### [PROVIDED RECORDS]
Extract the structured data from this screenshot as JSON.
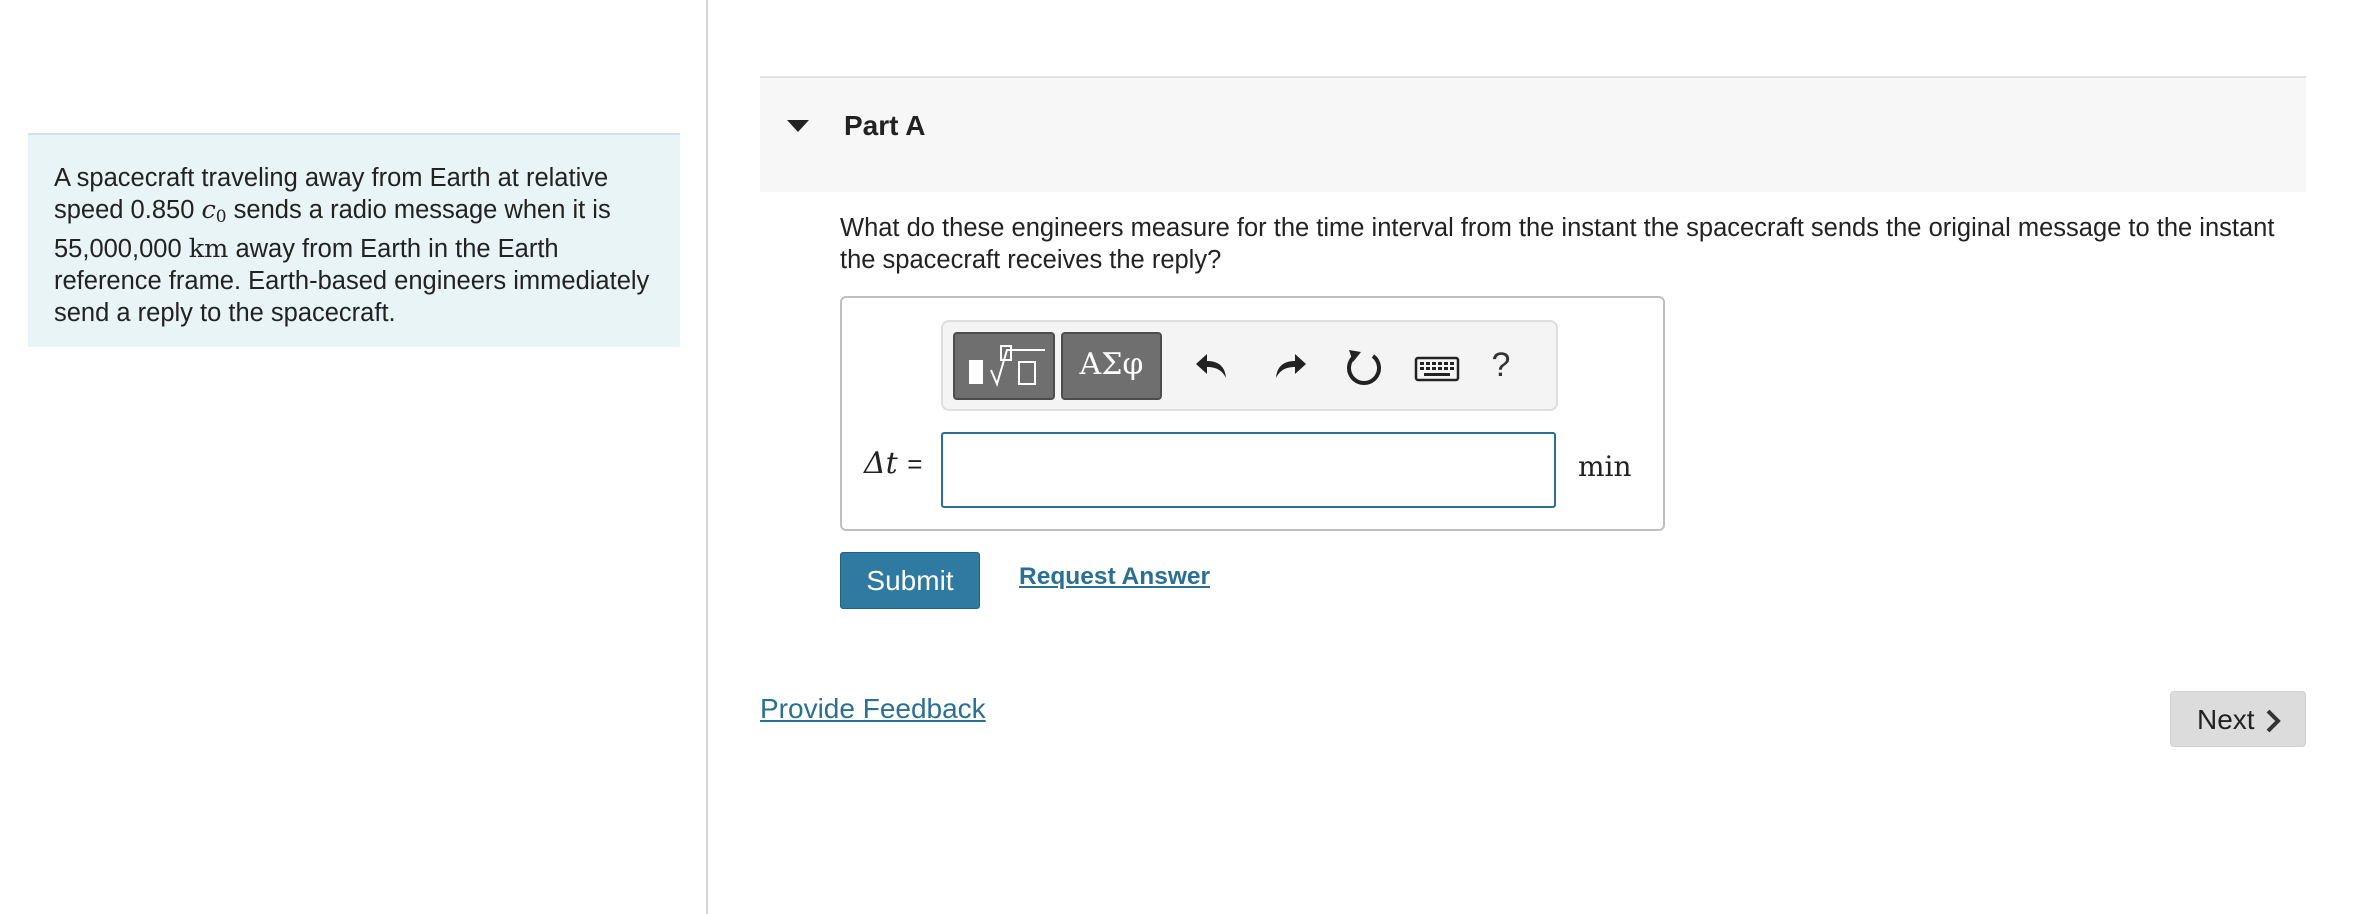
{
  "problem": {
    "text_1": "A spacecraft traveling away from Earth at relative speed 0.850 ",
    "c_symbol": "c",
    "c_subscript": "0",
    "text_2": " sends a radio message when it is 55,000,000 ",
    "unit_km": "km",
    "text_3": " away from Earth in the Earth reference frame. Earth-based engineers immediately send a reply to the spacecraft."
  },
  "part": {
    "title": "Part A",
    "question": "What do these engineers measure for the time interval from the instant the spacecraft sends the original message to the instant the spacecraft receives the reply?"
  },
  "toolbar": {
    "greek_label": "ΑΣφ",
    "help_label": "?",
    "icons": [
      "templates-icon",
      "greek-letters-icon",
      "undo-icon",
      "redo-icon",
      "reset-icon",
      "keyboard-icon",
      "help-icon"
    ]
  },
  "answer": {
    "variable": "Δt",
    "equals": "=",
    "value": "",
    "placeholder": "",
    "unit": "min"
  },
  "actions": {
    "submit_label": "Submit",
    "request_answer_label": "Request Answer",
    "feedback_label": "Provide Feedback",
    "next_label": "Next"
  },
  "colors": {
    "accent": "#2f7aa0",
    "link": "#2a6f94",
    "problem_bg": "#e8f4f5"
  }
}
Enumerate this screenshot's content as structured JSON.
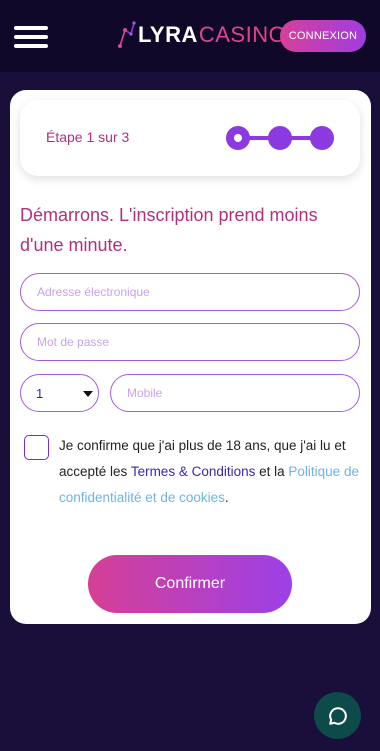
{
  "header": {
    "logo_lyra": "LYRA",
    "logo_casino": "CASINO",
    "login_label": "CONNEXION",
    "menu_icon": "hamburger-menu-icon",
    "logo_icon": "constellation-logo-icon"
  },
  "form": {
    "step_text": "Étape 1 sur 3",
    "current_step": 1,
    "total_steps": 3,
    "headline": "Démarrons. L'inscription prend moins d'une minute.",
    "email_placeholder": "Adresse électronique",
    "password_placeholder": "Mot de passe",
    "country_code": "1",
    "mobile_placeholder": "Mobile",
    "consent_part1": "Je confirme que j'ai plus de 18 ans, que j'ai lu et accepté les ",
    "terms_link": "Termes & Conditions",
    "consent_part2": " et la ",
    "policy_link": "Politique de confidentialité et de cookies",
    "consent_end": ".",
    "checkbox_checked": false,
    "confirm_label": "Confirmer"
  },
  "chat": {
    "icon": "chat-bubble-icon"
  },
  "colors": {
    "background": "#1a0f3a",
    "accent_pink": "#d6409a",
    "accent_purple": "#8b3ae0",
    "heading_text": "#b0307e",
    "chat_button": "#0d4a4a"
  }
}
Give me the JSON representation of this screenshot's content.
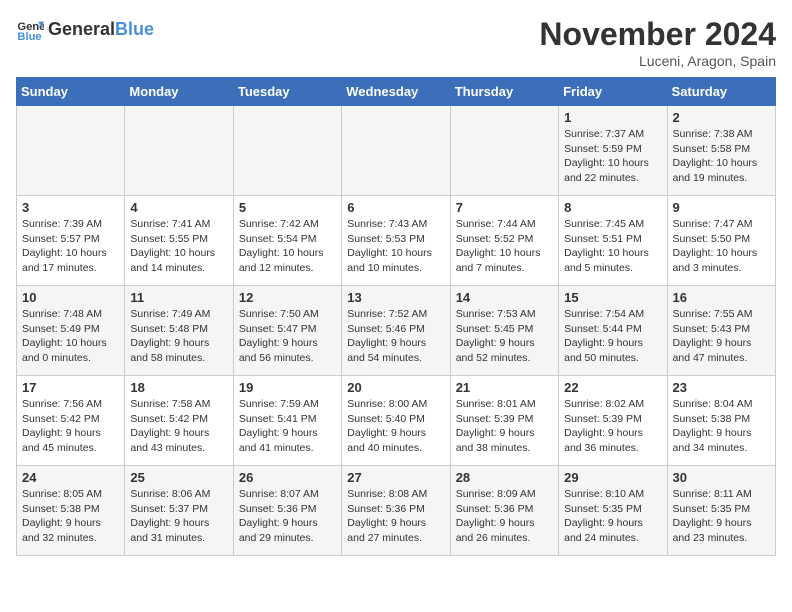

### [TASK INSTRUCTIONS]
Copy the records exactly. Skip the pictures.

### [CORRECT OUTPUT]
Extract the structured data from this screenshot as JSON.
{
  "problem": {
    "text_1": "A spacecraft traveling away from Earth at relative speed 0.850 ",
    "c_symbol": "c",
    "c_subscript": "0",
    "text_2": " sends a radio message when it is 55,000,000 ",
    "unit_km": "km",
    "text_3": " away from Earth in the Earth reference frame. Earth-based engineers immediately send a reply to the spacecraft."
  },
  "part": {
    "title": "Part A",
    "question": "What do these engineers measure for the time interval from the instant the spacecraft sends the original message to the instant the spacecraft receives the reply?"
  },
  "toolbar": {
    "greek_label": "ΑΣφ",
    "help_label": "?",
    "icons": [
      "templates-icon",
      "greek-letters-icon",
      "undo-icon",
      "redo-icon",
      "reset-icon",
      "keyboard-icon",
      "help-icon"
    ]
  },
  "answer": {
    "variable": "Δt",
    "equals": "=",
    "value": "",
    "placeholder": "",
    "unit": "min"
  },
  "actions": {
    "submit_label": "Submit",
    "request_answer_label": "Request Answer",
    "feedback_label": "Provide Feedback",
    "next_label": "Next"
  },
  "colors": {
    "accent": "#2f7aa0",
    "link": "#2a6f94",
    "problem_bg": "#e8f4f5"
  }
}
Enumerate this screenshot's content as structured JSON.
{
  "header": {
    "logo_lyra": "LYRA",
    "logo_casino": "CASINO",
    "login_label": "CONNEXION",
    "menu_icon": "hamburger-menu-icon",
    "logo_icon": "constellation-logo-icon"
  },
  "form": {
    "step_text": "Étape 1 sur 3",
    "current_step": 1,
    "total_steps": 3,
    "headline": "Démarrons. L'inscription prend moins d'une minute.",
    "email_placeholder": "Adresse électronique",
    "password_placeholder": "Mot de passe",
    "country_code": "1",
    "mobile_placeholder": "Mobile",
    "consent_part1": "Je confirme que j'ai plus de 18 ans, que j'ai lu et accepté les ",
    "terms_link": "Termes & Conditions",
    "consent_part2": " et la ",
    "policy_link": "Politique de confidentialité et de cookies",
    "consent_end": ".",
    "checkbox_checked": false,
    "confirm_label": "Confirmer"
  },
  "chat": {
    "icon": "chat-bubble-icon"
  },
  "colors": {
    "background": "#1a0f3a",
    "accent_pink": "#d6409a",
    "accent_purple": "#8b3ae0",
    "heading_text": "#b0307e",
    "chat_button": "#0d4a4a"
  }
}
Give me the JSON representation of this screenshot's content.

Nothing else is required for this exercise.